Task goal =
Look through the records below and give the number of lines holding the string "image", nothing more.

Listed records =
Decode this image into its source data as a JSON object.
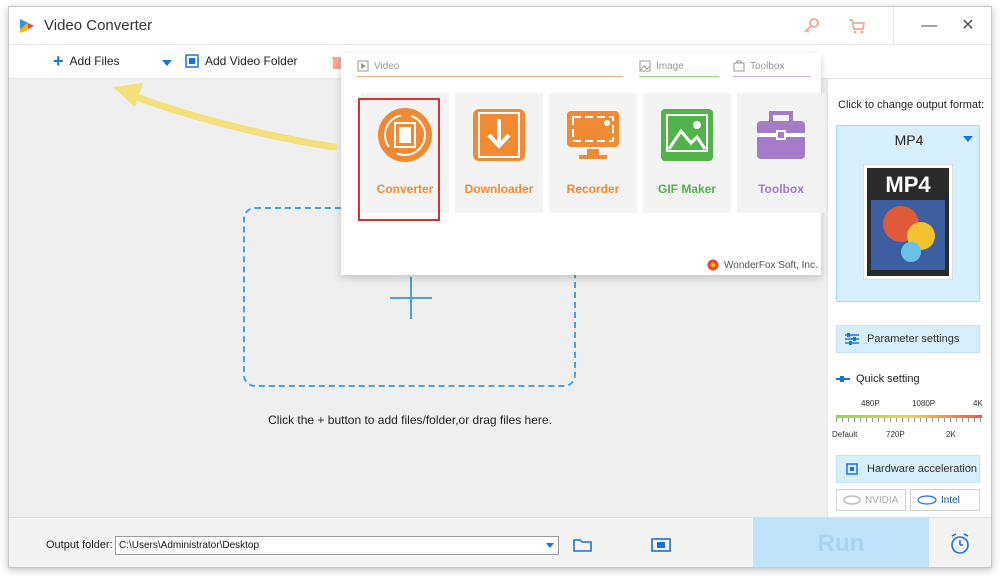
{
  "title": {
    "app_name": "Video Converter"
  },
  "toolbar": {
    "add_files": "Add Files",
    "add_video_folder": "Add Video Folder"
  },
  "workarea": {
    "hint": "Click the + button to add files/folder,or drag files here."
  },
  "popup": {
    "categories": {
      "video": "Video",
      "image": "Image",
      "toolbox": "Toolbox"
    },
    "tiles": [
      {
        "label": "Converter",
        "color": "#f08a33"
      },
      {
        "label": "Downloader",
        "color": "#f08a33"
      },
      {
        "label": "Recorder",
        "color": "#f08a33"
      },
      {
        "label": "GIF Maker",
        "color": "#52b34a"
      },
      {
        "label": "Toolbox",
        "color": "#a57bc7"
      }
    ],
    "brand": "WonderFox Soft, Inc."
  },
  "right_panel": {
    "change_format_label": "Click to change output format:",
    "format": "MP4",
    "format_thumb_text": "MP4",
    "parameter_settings": "Parameter settings",
    "quick_setting": "Quick setting",
    "slider_top": [
      "480P",
      "1080P",
      "4K"
    ],
    "slider_bottom": [
      "Default",
      "720P",
      "2K"
    ],
    "hardware_acceleration": "Hardware acceleration",
    "nvidia": "NVIDIA",
    "intel": "Intel"
  },
  "bottom": {
    "output_folder_label": "Output folder:",
    "output_folder_path": "C:\\Users\\Administrator\\Desktop",
    "run": "Run"
  },
  "colors": {
    "accent": "#1a73d9",
    "orange": "#f08a33",
    "highlight": "#d9312e"
  }
}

Answer to this problem =
2